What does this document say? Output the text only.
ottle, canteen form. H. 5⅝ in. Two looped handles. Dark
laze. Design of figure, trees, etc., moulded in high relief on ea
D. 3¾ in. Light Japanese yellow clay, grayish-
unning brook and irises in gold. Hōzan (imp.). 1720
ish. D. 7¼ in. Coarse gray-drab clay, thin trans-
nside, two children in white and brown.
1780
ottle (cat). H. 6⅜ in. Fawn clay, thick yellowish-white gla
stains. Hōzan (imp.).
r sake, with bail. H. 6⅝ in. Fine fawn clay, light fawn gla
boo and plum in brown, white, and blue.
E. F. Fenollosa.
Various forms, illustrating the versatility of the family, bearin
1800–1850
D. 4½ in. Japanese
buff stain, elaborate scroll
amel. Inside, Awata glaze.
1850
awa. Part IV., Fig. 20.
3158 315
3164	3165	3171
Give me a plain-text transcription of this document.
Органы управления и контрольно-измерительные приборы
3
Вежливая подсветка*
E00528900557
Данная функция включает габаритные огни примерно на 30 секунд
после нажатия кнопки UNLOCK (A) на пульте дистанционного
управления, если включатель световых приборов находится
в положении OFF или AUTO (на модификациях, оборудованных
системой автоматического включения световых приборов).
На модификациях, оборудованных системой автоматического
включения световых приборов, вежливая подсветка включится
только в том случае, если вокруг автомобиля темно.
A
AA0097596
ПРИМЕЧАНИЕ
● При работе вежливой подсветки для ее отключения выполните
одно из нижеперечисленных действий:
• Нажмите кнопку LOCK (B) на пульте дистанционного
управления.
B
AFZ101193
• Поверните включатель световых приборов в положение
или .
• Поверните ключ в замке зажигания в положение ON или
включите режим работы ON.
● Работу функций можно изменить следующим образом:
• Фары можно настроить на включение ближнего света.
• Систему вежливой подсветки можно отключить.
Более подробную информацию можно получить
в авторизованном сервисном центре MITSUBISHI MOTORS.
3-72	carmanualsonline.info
==
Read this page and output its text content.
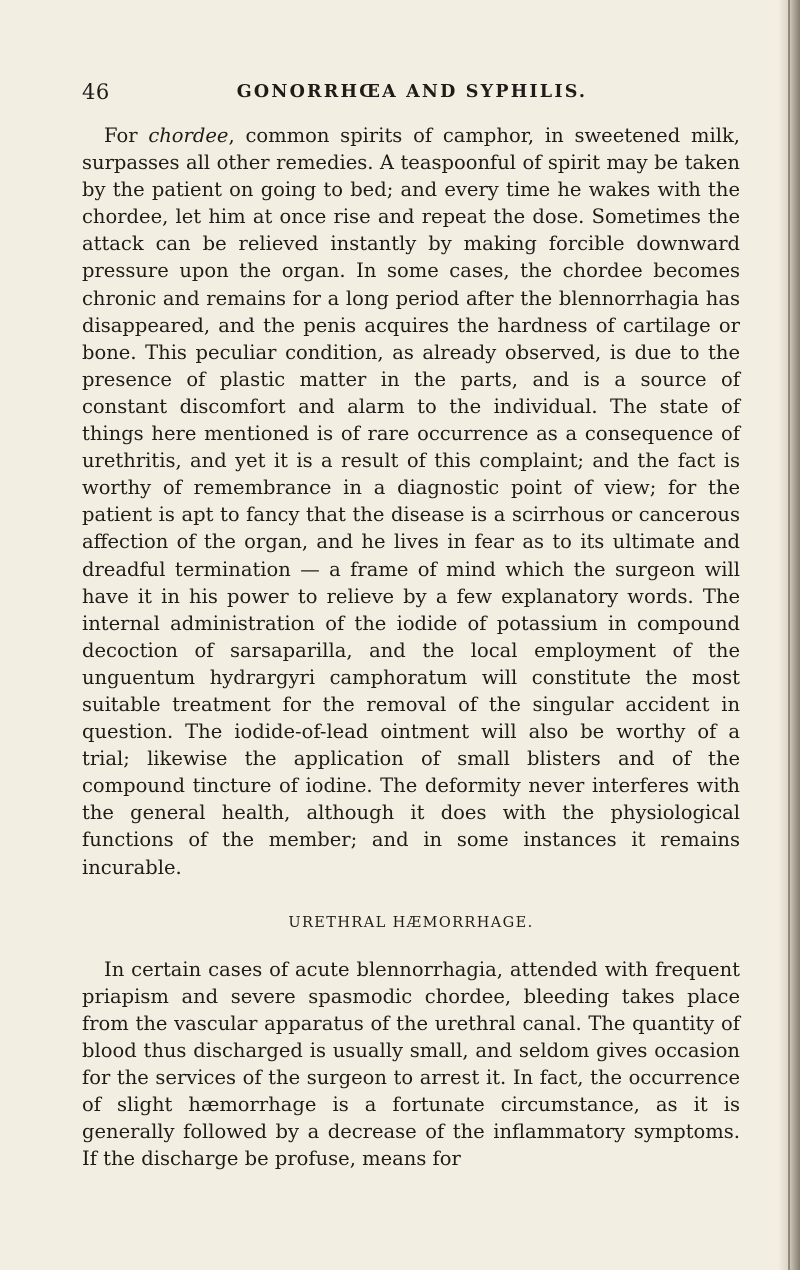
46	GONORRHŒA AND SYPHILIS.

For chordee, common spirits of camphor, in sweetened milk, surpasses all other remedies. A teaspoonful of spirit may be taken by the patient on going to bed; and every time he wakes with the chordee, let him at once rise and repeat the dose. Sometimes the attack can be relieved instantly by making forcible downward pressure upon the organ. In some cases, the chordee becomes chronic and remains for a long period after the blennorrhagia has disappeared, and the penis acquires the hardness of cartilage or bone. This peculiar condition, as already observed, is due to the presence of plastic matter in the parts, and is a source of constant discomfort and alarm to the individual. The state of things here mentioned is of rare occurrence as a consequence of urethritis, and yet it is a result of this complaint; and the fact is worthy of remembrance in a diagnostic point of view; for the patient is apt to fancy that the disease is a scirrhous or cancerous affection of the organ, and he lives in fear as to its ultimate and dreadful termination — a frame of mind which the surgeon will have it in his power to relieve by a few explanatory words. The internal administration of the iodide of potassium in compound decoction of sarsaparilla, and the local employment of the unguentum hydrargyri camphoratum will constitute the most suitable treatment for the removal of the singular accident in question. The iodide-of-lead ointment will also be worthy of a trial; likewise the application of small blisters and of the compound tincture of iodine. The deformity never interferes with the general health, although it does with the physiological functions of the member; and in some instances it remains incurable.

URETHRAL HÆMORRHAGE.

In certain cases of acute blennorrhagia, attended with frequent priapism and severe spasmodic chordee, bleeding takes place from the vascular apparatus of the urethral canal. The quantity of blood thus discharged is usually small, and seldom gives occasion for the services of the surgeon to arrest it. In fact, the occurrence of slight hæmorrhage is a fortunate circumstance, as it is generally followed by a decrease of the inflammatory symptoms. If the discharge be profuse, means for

Exercise description: Return each full line of the entries that contains the word "Hōzan".

Solution to this task:
unning brook and irises in gold. Hōzan (imp.). 1720
stains. Hōzan (imp.).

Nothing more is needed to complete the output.